WHAT NEEDS TO BE DONE — Repeat all the material exactly; pictures stay out of your copy.
* begin *
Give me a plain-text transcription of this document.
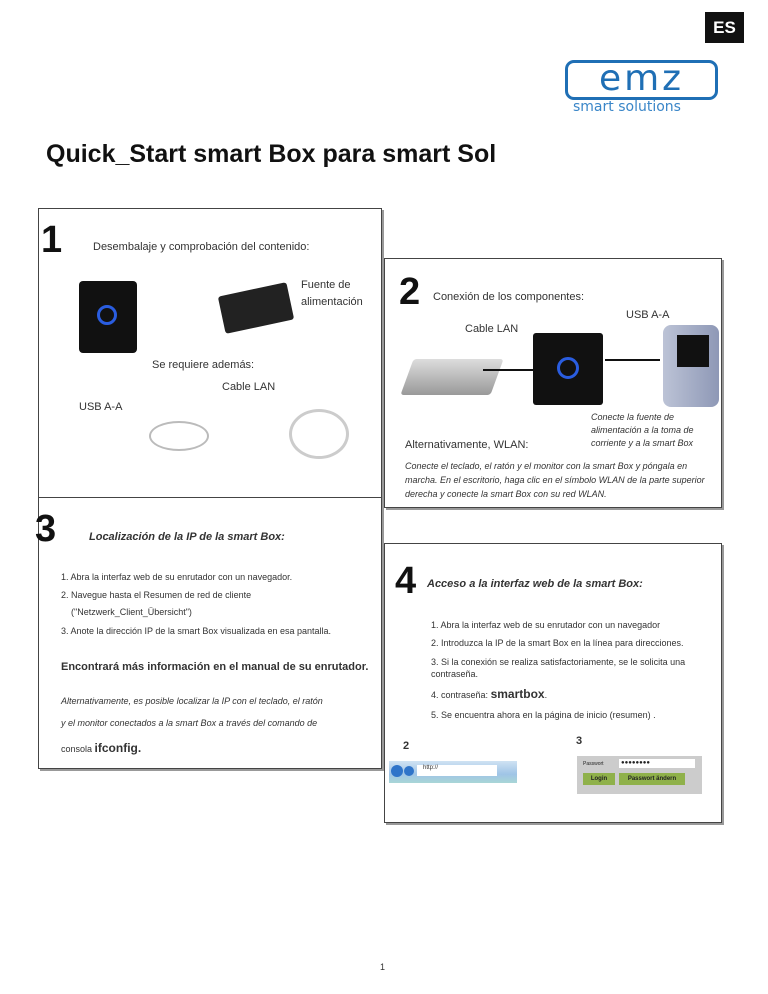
ES
emz
smart solutions
Quick_Start smart Box para smart Sol
1	Desembalaje y comprobación del contenido:
Fuente de alimentación
Se requiere además:
Cable LAN
USB A-A
2 Conexión de los componentes:
USB A-A
Cable LAN
Conecte la fuente de alimentación a la toma de corriente y a la smart Box
Alternativamente, WLAN:
Conecte el teclado, el ratón y el monitor con la smart Box y póngala en marcha. En el escritorio, haga clic en el símbolo WLAN de la parte superior derecha y conecte la smart Box con su red WLAN.
3	Localización de la IP de la smart Box:
1. Abra la interfaz web de su enrutador con un navegador.
2. Navegue hasta el Resumen de red de cliente
("Netzwerk_Client_Übersicht")
3. Anote la dirección IP de la smart Box visualizada en esa pantalla.
Encontrará más información en el manual de su enrutador.
Alternativamente, es posible localizar la IP con el teclado, el ratón
y el monitor conectados a la smart Box a través del comando de
consola ifconfig.
4 Acceso a la interfaz web de la smart Box:
1. Abra la interfaz web de su enrutador con un navegador
2. Introduzca la IP de la smart Box en la línea para direcciones.
3. Si la conexión se realiza satisfactoriamente, se le solicita una contraseña.
4. contraseña: smartbox.
5. Se encuentra ahora en la página de inicio (resumen) .
2	3
http://
Passwort	●●●●●●●●
Login	Passwort ändern
1
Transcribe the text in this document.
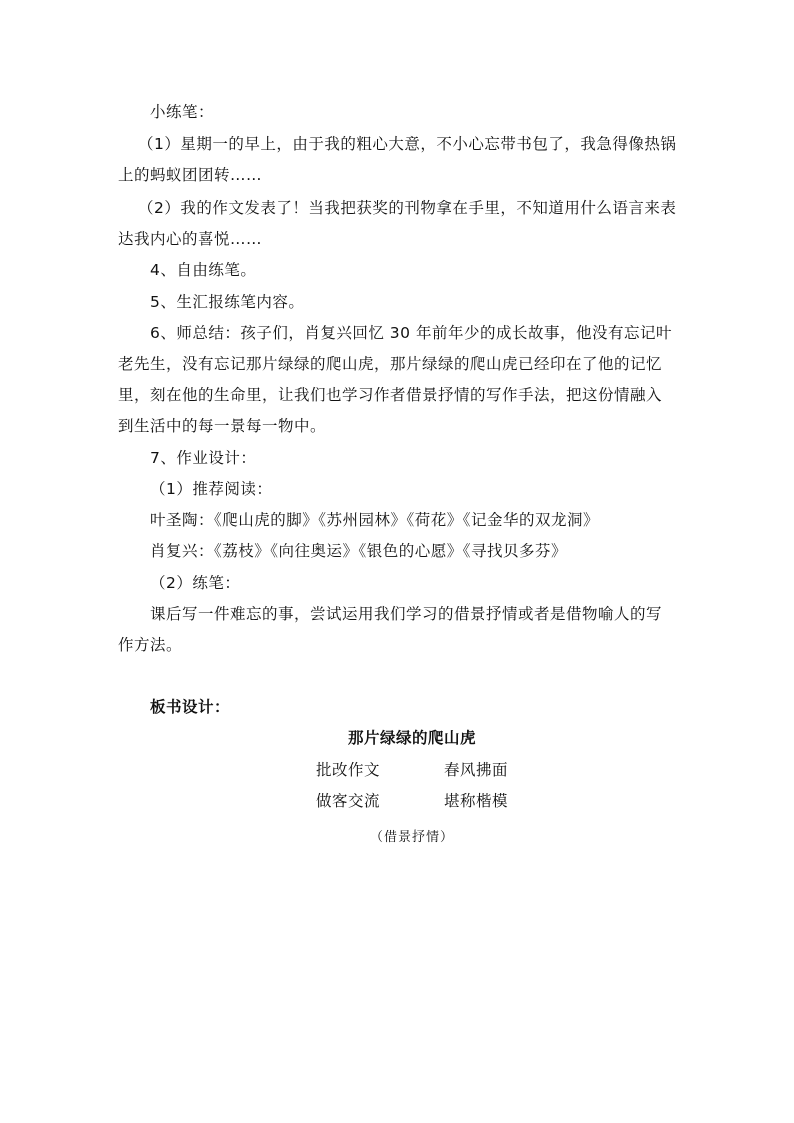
小练笔：
（1）星期一的早上，由于我的粗心大意，不小心忘带书包了，我急得像热锅
上的蚂蚁团团转……
（2）我的作文发表了！当我把获奖的刊物拿在手里，不知道用什么语言来表
达我内心的喜悦……
4、自由练笔。
5、生汇报练笔内容。
6、师总结：孩子们，肖复兴回忆 30 年前年少的成长故事，他没有忘记叶
老先生，没有忘记那片绿绿的爬山虎，那片绿绿的爬山虎已经印在了他的记忆
里，刻在他的生命里，让我们也学习作者借景抒情的写作手法，把这份情融入
到生活中的每一景每一物中。
7、作业设计：
（1）推荐阅读：
叶圣陶：《爬山虎的脚》《苏州园林》《荷花》《记金华的双龙洞》
肖复兴：《荔枝》《向往奥运》《银色的心愿》《寻找贝多芬》
（2）练笔：
课后写一件难忘的事，尝试运用我们学习的借景抒情或者是借物喻人的写
作方法。
板书设计：
那片绿绿的爬山虎
批改作文	春风拂面
做客交流	堪称楷模
（借景抒情）
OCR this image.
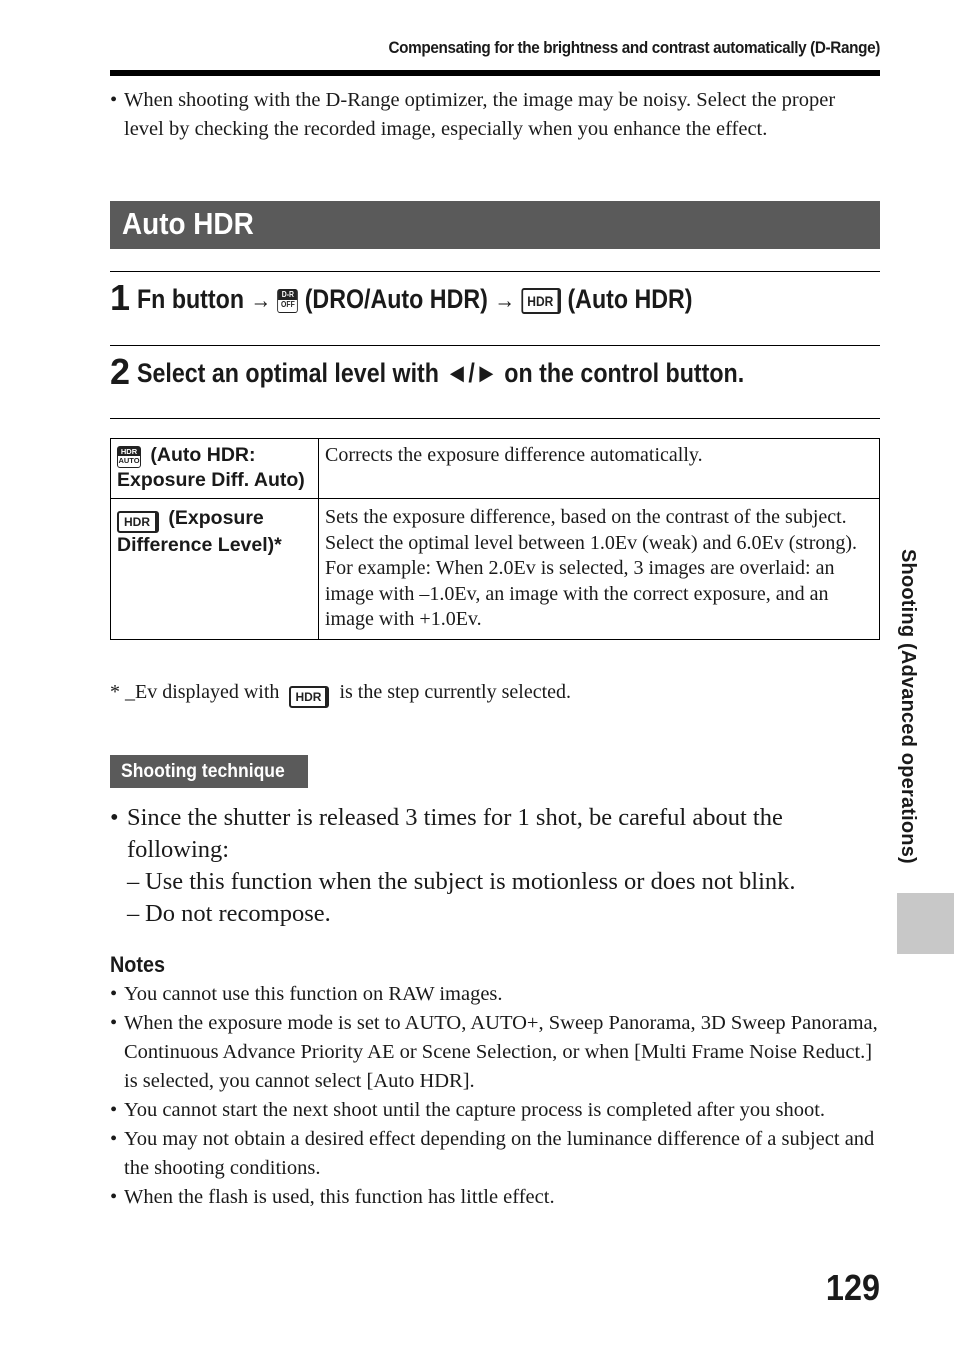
Compensating for the brightness and contrast automatically (D-Range)
• When shooting with the D-Range optimizer, the image may be noisy. Select the proper level by checking the recorded image, especially when you enhance the effect.
Auto HDR
1 Fn button →	D-R
OFF (DRO/Auto HDR) → HDR (Auto HDR)
2 Select an optimal level with ◄/► on the control button.
HDR
AUTO (Auto HDR: Exposure Diff. Auto)	Corrects the exposure difference automatically.

HDR (Exposure Difference Level)*	Sets the exposure difference, based on the contrast of the subject. Select the optimal level between 1.0Ev (weak) and 6.0Ev (strong).
For example: When 2.0Ev is selected, 3 images are overlaid: an image with –1.0Ev, an image with the correct exposure, and an image with +1.0Ev.
* _Ev displayed with HDR is the step currently selected.
Shooting technique
• Since the shutter is released 3 times for 1 shot, be careful about the following:
– Use this function when the subject is motionless or does not blink.
– Do not recompose.
Notes
• You cannot use this function on RAW images.
• When the exposure mode is set to AUTO, AUTO+, Sweep Panorama, 3D Sweep Panorama, Continuous Advance Priority AE or Scene Selection, or when [Multi Frame Noise Reduct.] is selected, you cannot select [Auto HDR].
• You cannot start the next shoot until the capture process is completed after you shoot.
• You may not obtain a desired effect depending on the luminance difference of a subject and the shooting conditions.
• When the flash is used, this function has little effect.
Shooting (Advanced operations)
129
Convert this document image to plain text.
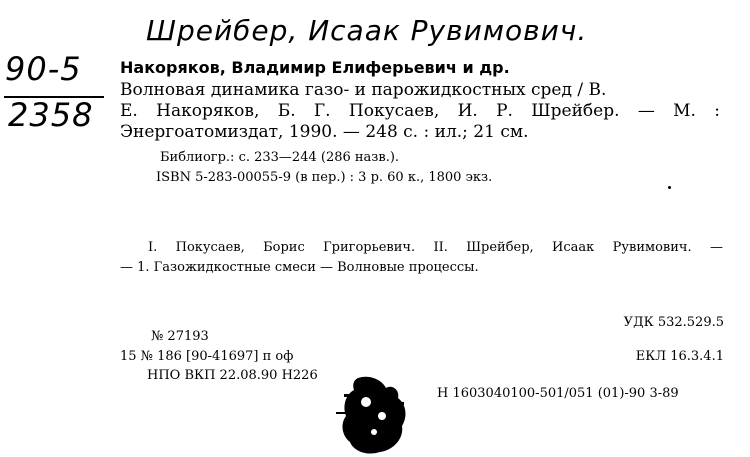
Шрейбер, Исаак Рувимович.
90-5
2358
Накоряков, Владимир Елиферьевич и др.
Волновая динамика газо- и парожидкостных сред / В.
Е. Накоряков, Б. Г. Покусаев, И. Р. Шрейбер. — М. :
Энергоатомиздат, 1990. — 248 с. : ил.; 21 см.
Библиогр.: с. 233—244 (286 назв.).
ISBN 5-283-00055-9 (в пер.) : 3 р. 60 к., 1800 экз.
I. Покусаев, Борис Григорьевич. II. Шрейбер, Исаак Рувимович. —
— 1. Газожидкостные смеси — Волновые процессы.
УДК 532.529.5
№ 27193
15 № 186 [90-41697] п оф	ЕКЛ 16.3.4.1
НПО ВКП 22.08.90 Н226
Н 1603040100-501/051 (01)-90 3-89
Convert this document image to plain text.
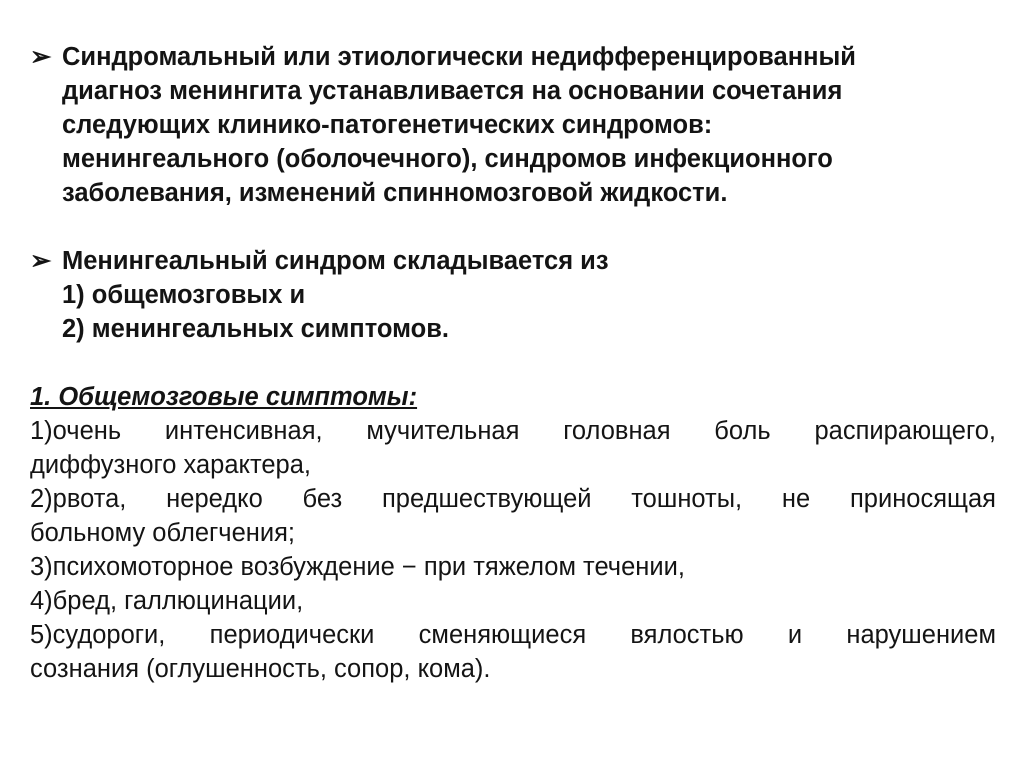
➢ Синдромальный или этиологически недифференцированный
диагноз менингита устанавливается на основании сочетания
следующих клинико-патогенетических синдромов:
менингеального (оболочечного), синдромов инфекционного
заболевания, изменений спинномозговой жидкости.
➢ Менингеальный синдром складывается из
1) общемозговых и
2) менингеальных симптомов.
1. Общемозговые симптомы:
1)очень интенсивная, мучительная головная боль распирающего,
диффузного характера,
2)рвота, нередко без предшествующей тошноты, не приносящая
больному облегчения;
3)психомоторное возбуждение − при тяжелом течении,
4)бред, галлюцинации,
5)судороги, периодически сменяющиеся вялостью и нарушением
сознания (оглушенность, сопор, кома).
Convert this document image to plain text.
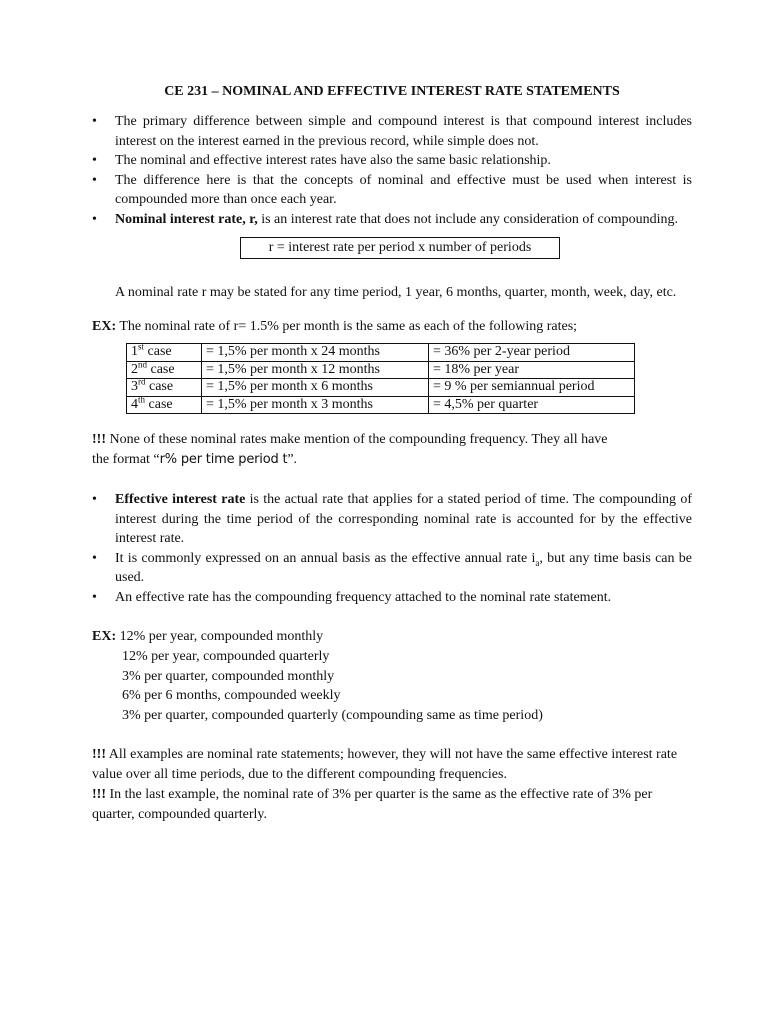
CE 231 – NOMINAL AND EFFECTIVE INTEREST RATE STATEMENTS
• The primary difference between simple and compound interest is that compound interest includes interest on the interest earned in the previous record, while simple does not.
• The nominal and effective interest rates have also the same basic relationship.
• The difference here is that the concepts of nominal and effective must be used when interest is compounded more than once each year.
• Nominal interest rate, r, is an interest rate that does not include any consideration of compounding.
r = interest rate per period x number of periods

A nominal rate r may be stated for any time period, 1 year, 6 months, quarter, month, week, day, etc.

EX: The nominal rate of r= 1.5% per month is the same as each of the following rates;

1st case	= 1,5% per month x 24 months	= 36% per 2-year period
2nd case	= 1,5% per month x 12 months	= 18% per year
3rd case	= 1,5% per month x 6 months	= 9 % per semiannual period
4th case	= 1,5% per month x 3 months	= 4,5% per quarter

!!! None of these nominal rates make mention of the compounding frequency. They all have
the format “r% per time period t”.

• Effective interest rate is the actual rate that applies for a stated period of time. The compounding of interest during the time period of the corresponding nominal rate is accounted for by the effective interest rate.
• It is commonly expressed on an annual basis as the effective annual rate $i_a$, but any time basis can be used.
• An effective rate has the compounding frequency attached to the nominal rate statement.

EX: 12% per year, compounded monthly

12% per year, compounded quarterly
3% per quarter, compounded monthly
6% per 6 months, compounded weekly
3% per quarter, compounded quarterly (compounding same as time period)

!!! All examples are nominal rate statements; however, they will not have the same effective interest rate value over all time periods, due to the different compounding frequencies.

!!! In the last example, the nominal rate of 3% per quarter is the same as the effective rate of 3% per quarter, compounded quarterly.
* end *
COMPLETE ANSWER —
Give me a plain-text transcription of this document.
ES
emz
smart solutions
Quick_Start smart Box para smart Sol
1	Desembalaje y comprobación del contenido:
Fuente de alimentación
Se requiere además:
Cable LAN
USB A-A
2 Conexión de los componentes:
USB A-A
Cable LAN
Conecte la fuente de alimentación a la toma de corriente y a la smart Box
Alternativamente, WLAN:
Conecte el teclado, el ratón y el monitor con la smart Box y póngala en marcha. En el escritorio, haga clic en el símbolo WLAN de la parte superior derecha y conecte la smart Box con su red WLAN.
3	Localización de la IP de la smart Box:
1. Abra la interfaz web de su enrutador con un navegador.
2. Navegue hasta el Resumen de red de cliente
("Netzwerk_Client_Übersicht")
3. Anote la dirección IP de la smart Box visualizada en esa pantalla.
Encontrará más información en el manual de su enrutador.
Alternativamente, es posible localizar la IP con el teclado, el ratón
y el monitor conectados a la smart Box a través del comando de
consola ifconfig.
4 Acceso a la interfaz web de la smart Box:
1. Abra la interfaz web de su enrutador con un navegador
2. Introduzca la IP de la smart Box en la línea para direcciones.
3. Si la conexión se realiza satisfactoriamente, se le solicita una contraseña.
4. contraseña: smartbox.
5. Se encuentra ahora en la página de inicio (resumen) .
2	3
http://
Passwort	●●●●●●●●
Login	Passwort ändern
1
Transcribe the text in this document.
小练笔：
（1）星期一的早上，由于我的粗心大意，不小心忘带书包了，我急得像热锅
上的蚂蚁团团转……
（2）我的作文发表了！当我把获奖的刊物拿在手里，不知道用什么语言来表
达我内心的喜悦……
4、自由练笔。
5、生汇报练笔内容。
6、师总结：孩子们，肖复兴回忆 30 年前年少的成长故事，他没有忘记叶
老先生，没有忘记那片绿绿的爬山虎，那片绿绿的爬山虎已经印在了他的记忆
里，刻在他的生命里，让我们也学习作者借景抒情的写作手法，把这份情融入
到生活中的每一景每一物中。
7、作业设计：
（1）推荐阅读：
叶圣陶：《爬山虎的脚》《苏州园林》《荷花》《记金华的双龙洞》
肖复兴：《荔枝》《向往奥运》《银色的心愿》《寻找贝多芬》
（2）练笔：
课后写一件难忘的事，尝试运用我们学习的借景抒情或者是借物喻人的写
作方法。
板书设计：
那片绿绿的爬山虎
批改作文	春风拂面
做客交流	堪称楷模
（借景抒情）
OCR this image.
Compensating for the brightness and contrast automatically (D-Range)
• When shooting with the D-Range optimizer, the image may be noisy. Select the proper level by checking the recorded image, especially when you enhance the effect.
Auto HDR
1 Fn button →	D-R
OFF (DRO/Auto HDR) → HDR (Auto HDR)
2 Select an optimal level with ◄/► on the control button.
HDR
AUTO (Auto HDR: Exposure Diff. Auto)	Corrects the exposure difference automatically.

HDR (Exposure Difference Level)*	Sets the exposure difference, based on the contrast of the subject. Select the optimal level between 1.0Ev (weak) and 6.0Ev (strong).
For example: When 2.0Ev is selected, 3 images are overlaid: an image with –1.0Ev, an image with the correct exposure, and an image with +1.0Ev.
* _Ev displayed with HDR is the step currently selected.
Shooting technique
• Since the shutter is released 3 times for 1 shot, be careful about the following:
– Use this function when the subject is motionless or does not blink.
– Do not recompose.
Notes
• You cannot use this function on RAW images.
• When the exposure mode is set to AUTO, AUTO+, Sweep Panorama, 3D Sweep Panorama, Continuous Advance Priority AE or Scene Selection, or when [Multi Frame Noise Reduct.] is selected, you cannot select [Auto HDR].
• You cannot start the next shoot until the capture process is completed after you shoot.
• You may not obtain a desired effect depending on the luminance difference of a subject and the shooting conditions.
• When the flash is used, this function has little effect.
Shooting (Advanced operations)
129
Convert this document image to plain text.
Шрейбер, Исаак Рувимович.
90-5
2358
Накоряков, Владимир Елиферьевич и др.
Волновая динамика газо- и парожидкостных сред / В.
Е. Накоряков, Б. Г. Покусаев, И. Р. Шрейбер. — М. :
Энергоатомиздат, 1990. — 248 с. : ил.; 21 см.
Библиогр.: с. 233—244 (286 назв.).
ISBN 5-283-00055-9 (в пер.) : 3 р. 60 к., 1800 экз.
I. Покусаев, Борис Григорьевич. II. Шрейбер, Исаак Рувимович. —
— 1. Газожидкостные смеси — Волновые процессы.
УДК 532.529.5
№ 27193
15 № 186 [90-41697] п оф	ЕКЛ 16.3.4.1
НПО ВКП 22.08.90 Н226
Н 1603040100-501/051 (01)-90 3-89
Convert this document image to plain text.
➢ Синдромальный или этиологически недифференцированный
диагноз менингита устанавливается на основании сочетания
следующих клинико-патогенетических синдромов:
менингеального (оболочечного), синдромов инфекционного
заболевания, изменений спинномозговой жидкости.
➢ Менингеальный синдром складывается из
1) общемозговых и
2) менингеальных симптомов.
1. Общемозговые симптомы:
1)очень интенсивная, мучительная головная боль распирающего,
диффузного характера,
2)рвота, нередко без предшествующей тошноты, не приносящая
больному облегчения;
3)психомоторное возбуждение − при тяжелом течении,
4)бред, галлюцинации,
5)судороги, периодически сменяющиеся вялостью и нарушением
сознания (оглушенность, сопор, кома).
Convert this document image to plain text.
CE 231 – NOMINAL AND EFFECTIVE INTEREST RATE STATEMENTS
• The primary difference between simple and compound interest is that compound interest includes interest on the interest earned in the previous record, while simple does not.
• The nominal and effective interest rates have also the same basic relationship.
• The difference here is that the concepts of nominal and effective must be used when interest is compounded more than once each year.
• Nominal interest rate, r, is an interest rate that does not include any consideration of compounding.
r = interest rate per period x number of periods

A nominal rate r may be stated for any time period, 1 year, 6 months, quarter, month, week, day, etc.

EX: The nominal rate of r= 1.5% per month is the same as each of the following rates;

1st case	= 1,5% per month x 24 months	= 36% per 2-year period
2nd case	= 1,5% per month x 12 months	= 18% per year
3rd case	= 1,5% per month x 6 months	= 9 % per semiannual period
4th case	= 1,5% per month x 3 months	= 4,5% per quarter

!!! None of these nominal rates make mention of the compounding frequency. They all have
the format “r% per time period t”.

• Effective interest rate is the actual rate that applies for a stated period of time. The compounding of interest during the time period of the corresponding nominal rate is accounted for by the effective interest rate.
• It is commonly expressed on an annual basis as the effective annual rate $i_a$, but any time basis can be used.
• An effective rate has the compounding frequency attached to the nominal rate statement.

EX: 12% per year, compounded monthly

12% per year, compounded quarterly
3% per quarter, compounded monthly
6% per 6 months, compounded weekly
3% per quarter, compounded quarterly (compounding same as time period)

!!! All examples are nominal rate statements; however, they will not have the same effective interest rate value over all time periods, due to the different compounding frequencies.

!!! In the last example, the nominal rate of 3% per quarter is the same as the effective rate of 3% per quarter, compounded quarterly.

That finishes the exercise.